**TASK REQUIREMENTS:** Work out how many lines of the records hold the string "Basics", and reply with that number alone.

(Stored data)
● ● ● ● ●
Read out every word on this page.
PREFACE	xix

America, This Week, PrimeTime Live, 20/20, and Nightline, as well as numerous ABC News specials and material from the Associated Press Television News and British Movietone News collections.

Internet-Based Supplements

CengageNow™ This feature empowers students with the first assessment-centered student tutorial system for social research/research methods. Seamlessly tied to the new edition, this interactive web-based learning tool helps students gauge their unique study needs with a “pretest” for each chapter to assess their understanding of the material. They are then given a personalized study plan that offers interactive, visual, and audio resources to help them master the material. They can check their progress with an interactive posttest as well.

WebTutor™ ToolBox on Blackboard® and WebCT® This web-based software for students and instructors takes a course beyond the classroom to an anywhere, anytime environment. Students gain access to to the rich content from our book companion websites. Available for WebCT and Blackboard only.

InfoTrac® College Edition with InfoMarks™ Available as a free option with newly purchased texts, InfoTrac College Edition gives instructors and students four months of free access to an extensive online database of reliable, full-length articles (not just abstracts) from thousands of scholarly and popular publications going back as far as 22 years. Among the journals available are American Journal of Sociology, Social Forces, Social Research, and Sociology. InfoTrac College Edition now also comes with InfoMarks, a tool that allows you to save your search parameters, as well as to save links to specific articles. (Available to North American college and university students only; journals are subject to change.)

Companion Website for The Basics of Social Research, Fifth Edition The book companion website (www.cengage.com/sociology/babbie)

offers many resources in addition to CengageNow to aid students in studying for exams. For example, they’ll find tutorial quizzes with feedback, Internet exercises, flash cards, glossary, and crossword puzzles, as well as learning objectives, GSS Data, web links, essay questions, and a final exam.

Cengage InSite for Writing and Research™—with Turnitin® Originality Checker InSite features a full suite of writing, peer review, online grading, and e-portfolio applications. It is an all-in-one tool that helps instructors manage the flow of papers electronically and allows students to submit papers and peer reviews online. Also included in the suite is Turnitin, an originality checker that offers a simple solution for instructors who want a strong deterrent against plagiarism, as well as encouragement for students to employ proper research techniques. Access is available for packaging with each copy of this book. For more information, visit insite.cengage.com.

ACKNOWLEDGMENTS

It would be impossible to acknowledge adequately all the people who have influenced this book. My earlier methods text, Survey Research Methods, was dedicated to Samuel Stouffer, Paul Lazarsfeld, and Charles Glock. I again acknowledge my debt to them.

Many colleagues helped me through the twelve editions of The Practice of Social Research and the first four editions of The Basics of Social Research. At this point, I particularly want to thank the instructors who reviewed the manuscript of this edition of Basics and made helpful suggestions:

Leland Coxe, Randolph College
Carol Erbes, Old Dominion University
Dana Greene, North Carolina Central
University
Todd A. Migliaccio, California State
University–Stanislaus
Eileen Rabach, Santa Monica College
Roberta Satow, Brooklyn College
● ● ● ● ●
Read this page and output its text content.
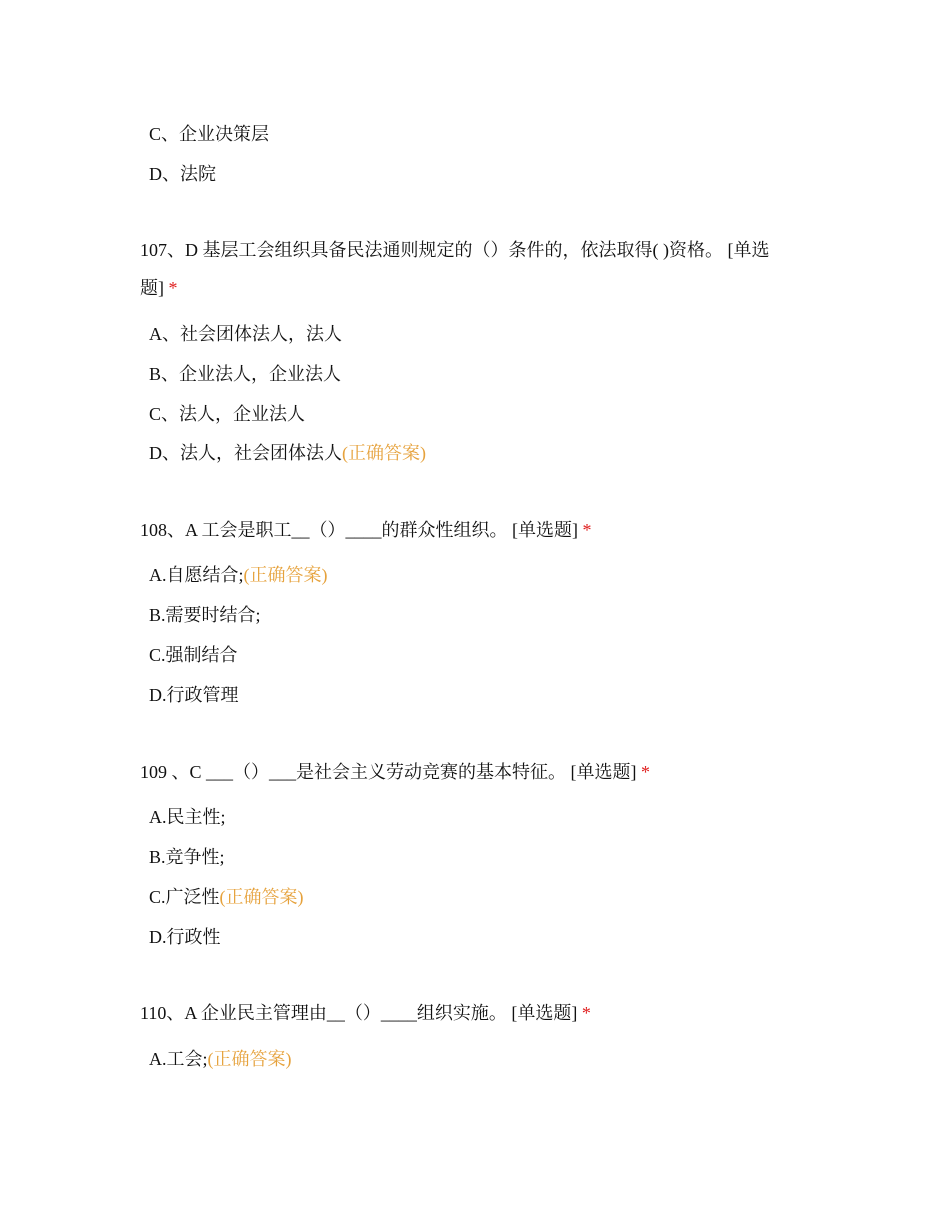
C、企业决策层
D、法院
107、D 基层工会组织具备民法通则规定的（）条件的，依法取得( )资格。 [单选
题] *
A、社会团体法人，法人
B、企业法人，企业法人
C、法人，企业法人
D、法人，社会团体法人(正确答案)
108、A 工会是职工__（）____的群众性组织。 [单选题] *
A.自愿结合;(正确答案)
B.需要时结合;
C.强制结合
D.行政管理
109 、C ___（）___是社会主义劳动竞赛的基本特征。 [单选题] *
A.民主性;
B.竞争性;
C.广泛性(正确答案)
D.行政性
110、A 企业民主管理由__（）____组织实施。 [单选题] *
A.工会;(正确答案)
● ● ● ● ●
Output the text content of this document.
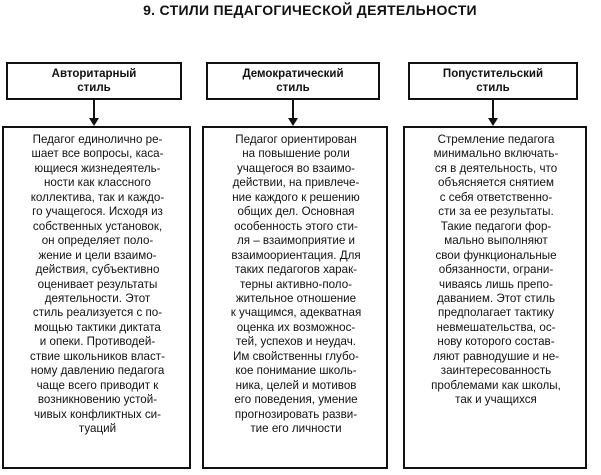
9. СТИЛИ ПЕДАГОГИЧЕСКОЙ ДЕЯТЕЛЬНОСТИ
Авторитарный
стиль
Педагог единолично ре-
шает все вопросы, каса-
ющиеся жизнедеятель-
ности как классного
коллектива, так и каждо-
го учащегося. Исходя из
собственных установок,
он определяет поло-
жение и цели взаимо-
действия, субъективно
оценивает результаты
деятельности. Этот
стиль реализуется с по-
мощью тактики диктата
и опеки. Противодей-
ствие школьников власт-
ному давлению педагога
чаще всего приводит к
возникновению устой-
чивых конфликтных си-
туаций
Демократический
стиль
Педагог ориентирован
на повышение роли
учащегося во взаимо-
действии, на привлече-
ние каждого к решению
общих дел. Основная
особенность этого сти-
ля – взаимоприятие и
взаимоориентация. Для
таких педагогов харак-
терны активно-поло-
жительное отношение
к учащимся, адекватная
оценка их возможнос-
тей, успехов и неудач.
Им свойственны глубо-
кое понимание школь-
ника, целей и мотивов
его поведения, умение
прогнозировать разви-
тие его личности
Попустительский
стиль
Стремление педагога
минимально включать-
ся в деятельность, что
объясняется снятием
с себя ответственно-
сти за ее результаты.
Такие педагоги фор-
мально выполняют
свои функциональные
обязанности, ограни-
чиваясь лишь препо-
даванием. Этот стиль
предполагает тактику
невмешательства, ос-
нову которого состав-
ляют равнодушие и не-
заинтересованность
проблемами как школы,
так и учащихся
● ● ● ● ●
**RESPONSE TO THIS EXERCISE:** 2